▶ _Short exercise_: Return every line of the material exactly.

*** The input ***

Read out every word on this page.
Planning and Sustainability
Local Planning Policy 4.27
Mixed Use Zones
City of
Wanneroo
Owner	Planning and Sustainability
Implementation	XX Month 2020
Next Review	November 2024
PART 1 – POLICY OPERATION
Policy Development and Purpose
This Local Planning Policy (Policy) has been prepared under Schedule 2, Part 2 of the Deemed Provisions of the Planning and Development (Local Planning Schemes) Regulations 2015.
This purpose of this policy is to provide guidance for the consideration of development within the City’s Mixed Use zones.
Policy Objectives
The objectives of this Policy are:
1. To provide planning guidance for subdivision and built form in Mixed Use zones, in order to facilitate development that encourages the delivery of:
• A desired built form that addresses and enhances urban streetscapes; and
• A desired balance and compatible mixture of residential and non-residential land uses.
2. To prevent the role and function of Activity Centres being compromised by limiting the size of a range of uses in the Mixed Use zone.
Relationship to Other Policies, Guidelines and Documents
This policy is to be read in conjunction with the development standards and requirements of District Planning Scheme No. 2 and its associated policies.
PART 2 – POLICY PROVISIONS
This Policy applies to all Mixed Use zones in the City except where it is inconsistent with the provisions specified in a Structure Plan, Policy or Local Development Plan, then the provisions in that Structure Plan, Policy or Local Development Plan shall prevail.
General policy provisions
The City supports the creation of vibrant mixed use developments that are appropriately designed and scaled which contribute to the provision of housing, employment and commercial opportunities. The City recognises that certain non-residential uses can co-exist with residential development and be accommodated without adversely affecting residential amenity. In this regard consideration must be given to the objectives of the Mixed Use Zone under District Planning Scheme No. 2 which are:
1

***

▶ _Written answer_:
Read out every word on this page.
Planning and Sustainability
Local Planning Policy 4.27
Mixed Use Zones
City of
Wanneroo
Owner	Planning and Sustainability
Implementation	XX Month 2020
Next Review	November 2024
PART 1 – POLICY OPERATION
Policy Development and Purpose
This Local Planning Policy (Policy) has been prepared under Schedule 2, Part 2 of the Deemed Provisions of the Planning and Development (Local Planning Schemes) Regulations 2015.
This purpose of this policy is to provide guidance for the consideration of development within the City’s Mixed Use zones.
Policy Objectives
The objectives of this Policy are:
1. To provide planning guidance for subdivision and built form in Mixed Use zones, in order to facilitate development that encourages the delivery of:
• A desired built form that addresses and enhances urban streetscapes; and
• A desired balance and compatible mixture of residential and non-residential land uses.
2. To prevent the role and function of Activity Centres being compromised by limiting the size of a range of uses in the Mixed Use zone.
Relationship to Other Policies, Guidelines and Documents
This policy is to be read in conjunction with the development standards and requirements of District Planning Scheme No. 2 and its associated policies.
PART 2 – POLICY PROVISIONS
This Policy applies to all Mixed Use zones in the City except where it is inconsistent with the provisions specified in a Structure Plan, Policy or Local Development Plan, then the provisions in that Structure Plan, Policy or Local Development Plan shall prevail.
General policy provisions
The City supports the creation of vibrant mixed use developments that are appropriately designed and scaled which contribute to the provision of housing, employment and commercial opportunities. The City recognises that certain non-residential uses can co-exist with residential development and be accommodated without adversely affecting residential amenity. In this regard consideration must be given to the objectives of the Mixed Use Zone under District Planning Scheme No. 2 which are:
1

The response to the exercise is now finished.